-- AIM --
Filter the records below down to lines containing "иногда".

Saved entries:
------------------------------------------------------------

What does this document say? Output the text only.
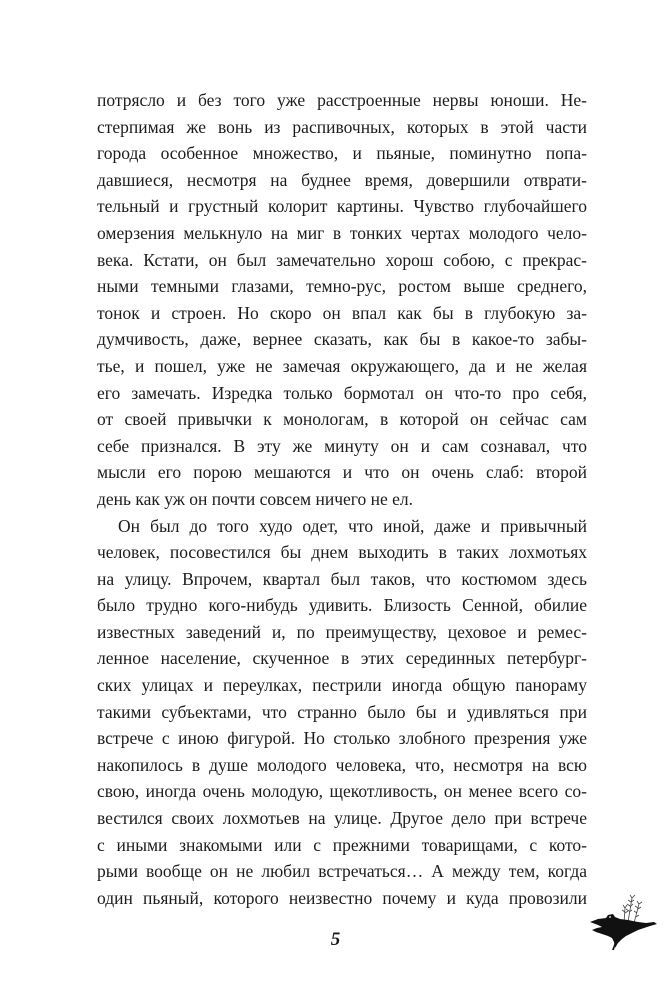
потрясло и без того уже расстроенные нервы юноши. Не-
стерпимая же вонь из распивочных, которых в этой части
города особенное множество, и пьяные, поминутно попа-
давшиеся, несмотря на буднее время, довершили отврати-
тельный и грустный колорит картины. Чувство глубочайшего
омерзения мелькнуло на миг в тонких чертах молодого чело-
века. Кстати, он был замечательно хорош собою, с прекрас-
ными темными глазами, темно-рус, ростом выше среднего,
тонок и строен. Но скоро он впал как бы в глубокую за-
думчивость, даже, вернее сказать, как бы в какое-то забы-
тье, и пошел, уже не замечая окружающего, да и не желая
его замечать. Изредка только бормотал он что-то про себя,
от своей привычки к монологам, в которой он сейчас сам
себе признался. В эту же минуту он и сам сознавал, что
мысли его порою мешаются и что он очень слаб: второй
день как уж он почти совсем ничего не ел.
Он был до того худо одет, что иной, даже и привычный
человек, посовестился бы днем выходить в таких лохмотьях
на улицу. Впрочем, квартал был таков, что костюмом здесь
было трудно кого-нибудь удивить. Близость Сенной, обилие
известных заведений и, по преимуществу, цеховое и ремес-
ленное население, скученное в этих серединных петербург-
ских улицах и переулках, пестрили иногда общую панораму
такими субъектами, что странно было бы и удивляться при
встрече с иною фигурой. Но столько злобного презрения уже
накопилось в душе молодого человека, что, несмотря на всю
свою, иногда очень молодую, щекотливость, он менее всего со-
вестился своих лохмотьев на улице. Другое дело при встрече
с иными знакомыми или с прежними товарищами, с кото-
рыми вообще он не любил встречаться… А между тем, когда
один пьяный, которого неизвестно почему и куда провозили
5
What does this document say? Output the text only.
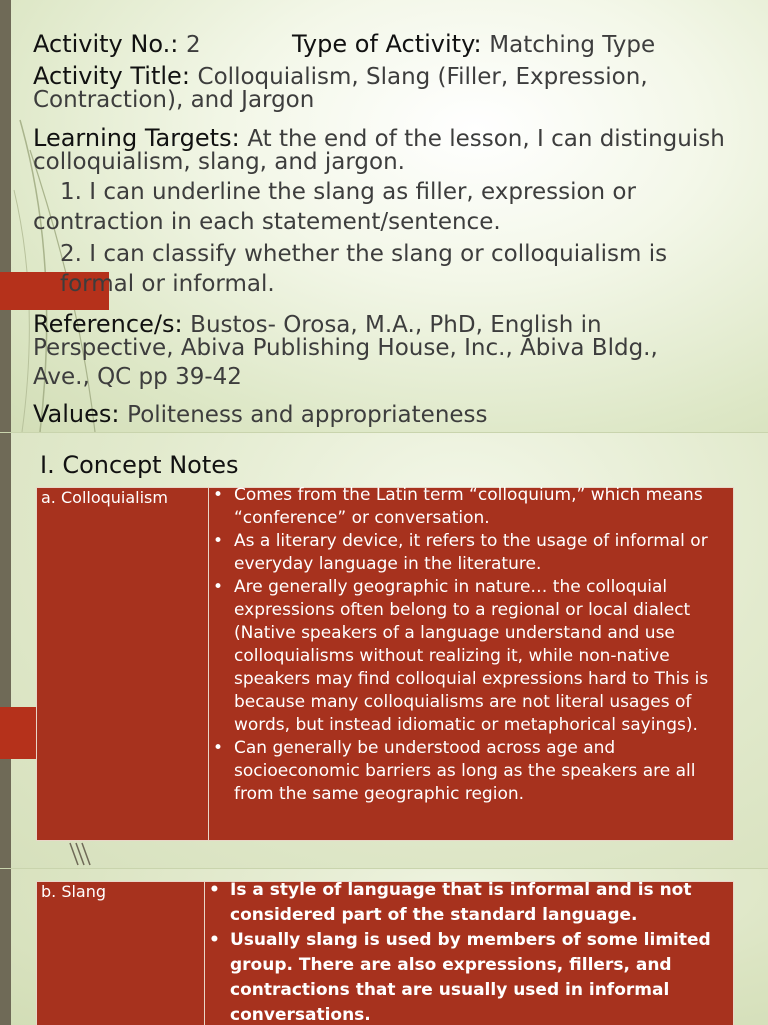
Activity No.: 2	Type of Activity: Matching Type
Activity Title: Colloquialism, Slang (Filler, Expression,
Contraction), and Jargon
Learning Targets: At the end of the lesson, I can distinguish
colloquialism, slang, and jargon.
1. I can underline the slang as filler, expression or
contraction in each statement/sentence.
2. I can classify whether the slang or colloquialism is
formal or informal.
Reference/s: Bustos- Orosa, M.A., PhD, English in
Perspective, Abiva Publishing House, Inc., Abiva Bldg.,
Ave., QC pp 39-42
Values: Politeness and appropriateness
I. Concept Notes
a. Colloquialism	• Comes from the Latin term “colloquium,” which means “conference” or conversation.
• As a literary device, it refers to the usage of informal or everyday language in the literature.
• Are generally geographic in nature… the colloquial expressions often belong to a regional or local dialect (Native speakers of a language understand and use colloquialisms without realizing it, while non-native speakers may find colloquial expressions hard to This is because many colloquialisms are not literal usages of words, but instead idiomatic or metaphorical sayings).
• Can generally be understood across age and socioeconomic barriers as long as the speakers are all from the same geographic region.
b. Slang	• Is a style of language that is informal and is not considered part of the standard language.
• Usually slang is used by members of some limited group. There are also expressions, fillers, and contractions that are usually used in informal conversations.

------------------------------------------------------------

-- SOLUTION --
ских улицах и переулках, пестрили иногда общую панораму
свою, иногда очень молодую, щекотливость, он менее всего со-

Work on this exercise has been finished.